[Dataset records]
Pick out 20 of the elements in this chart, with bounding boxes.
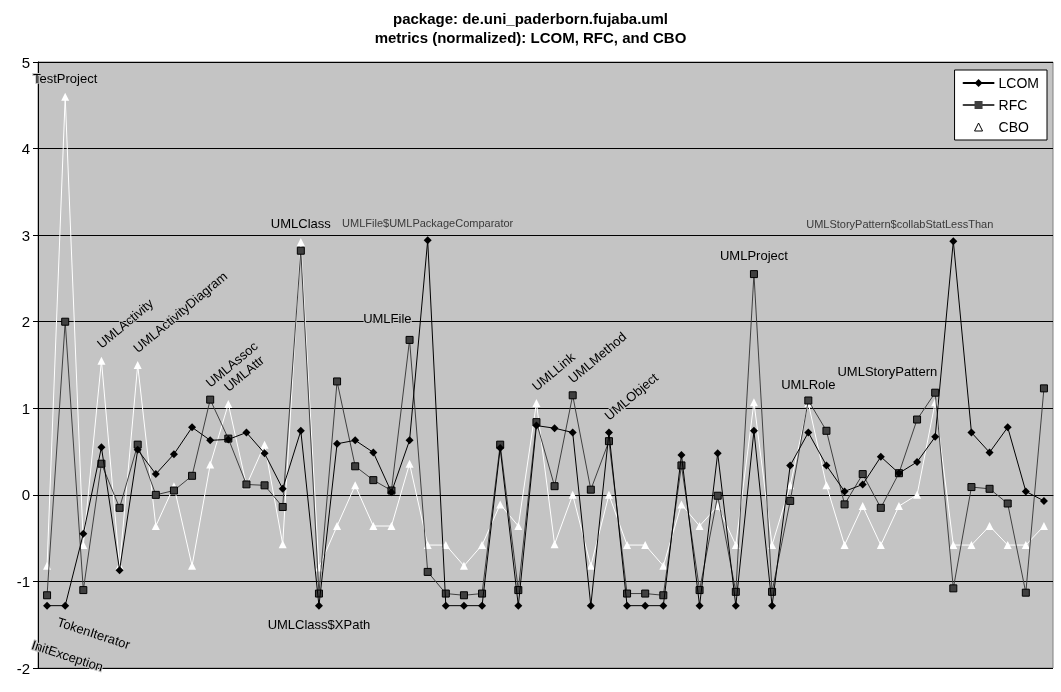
y-tick-label: 4 — [21, 140, 30, 158]
y-tick-label: -1 — [16, 572, 30, 590]
y-tick-label: 1 — [21, 399, 30, 417]
data-label: UMLStoryPattern$collabStatLessThan — [806, 217, 994, 230]
data-label: UMLProject — [719, 248, 789, 264]
y-tick-label: 2 — [21, 313, 30, 331]
y-tick-label: 5 — [21, 53, 30, 71]
legend-label: RFC — [998, 97, 1028, 113]
data-label: UMLFile$UMLPackageComparator — [342, 216, 514, 229]
legend-label: LCOM — [998, 75, 1039, 91]
y-tick-label: 0 — [21, 486, 30, 504]
y-tick-label: -2 — [16, 659, 30, 677]
y-tick-label: 3 — [21, 226, 30, 244]
data-label: UMLRole — [781, 377, 836, 393]
data-label: UMLClass — [270, 216, 332, 232]
data-label: UMLStoryPattern — [837, 363, 938, 379]
legend-label: CBO — [998, 119, 1029, 135]
chart-title: package: de.uni_paderborn.fujaba.uml — [392, 10, 669, 27]
data-label: UMLClass$XPath — [267, 616, 371, 632]
chart-subtitle: metrics (normalized): LCOM, RFC, and CBO — [374, 29, 687, 46]
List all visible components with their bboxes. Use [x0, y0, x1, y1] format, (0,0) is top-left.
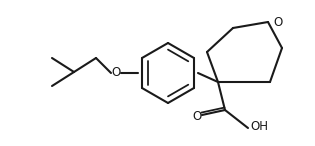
Text: O: O — [273, 15, 282, 28]
Text: OH: OH — [250, 120, 268, 133]
Text: O: O — [112, 66, 121, 80]
Text: O: O — [192, 110, 202, 122]
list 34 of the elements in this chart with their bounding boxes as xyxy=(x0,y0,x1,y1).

> [CHALLENGE] Reproduce every item above verbatim, omitting the pictures.

> [ANSWER TO THIS PROBLEM]
Pick out 20 of the elements in this chart, with bounding boxes.
y-tick-label: 4 — [21, 140, 30, 158]
y-tick-label: -1 — [16, 572, 30, 590]
y-tick-label: 1 — [21, 399, 30, 417]
data-label: UMLStoryPattern$collabStatLessThan — [806, 217, 994, 230]
data-label: UMLProject — [719, 248, 789, 264]
y-tick-label: 2 — [21, 313, 30, 331]
y-tick-label: 5 — [21, 53, 30, 71]
legend-label: RFC — [998, 97, 1028, 113]
data-label: UMLFile$UMLPackageComparator — [342, 216, 514, 229]
legend-label: LCOM — [998, 75, 1039, 91]
y-tick-label: 0 — [21, 486, 30, 504]
y-tick-label: -2 — [16, 659, 30, 677]
y-tick-label: 3 — [21, 226, 30, 244]
data-label: UMLRole — [781, 377, 836, 393]
data-label: UMLClass — [270, 216, 332, 232]
data-label: UMLStoryPattern — [837, 363, 938, 379]
legend-label: CBO — [998, 119, 1029, 135]
chart-title: package: de.uni_paderborn.fujaba.uml — [392, 10, 669, 27]
data-label: UMLClass$XPath — [267, 616, 371, 632]
chart-subtitle: metrics (normalized): LCOM, RFC, and CBO — [374, 29, 687, 46]
List all visible components with their bboxes. Use [x0, y0, x1, y1] format, (0,0) is top-left.
Text: O: O — [273, 15, 282, 28]
Text: OH: OH — [250, 120, 268, 133]
Text: O: O — [112, 66, 121, 80]
Text: O: O — [192, 110, 202, 122]
list 34 of the elements in this chart with their bounding boxes as xyxy=(x0,y0,x1,y1).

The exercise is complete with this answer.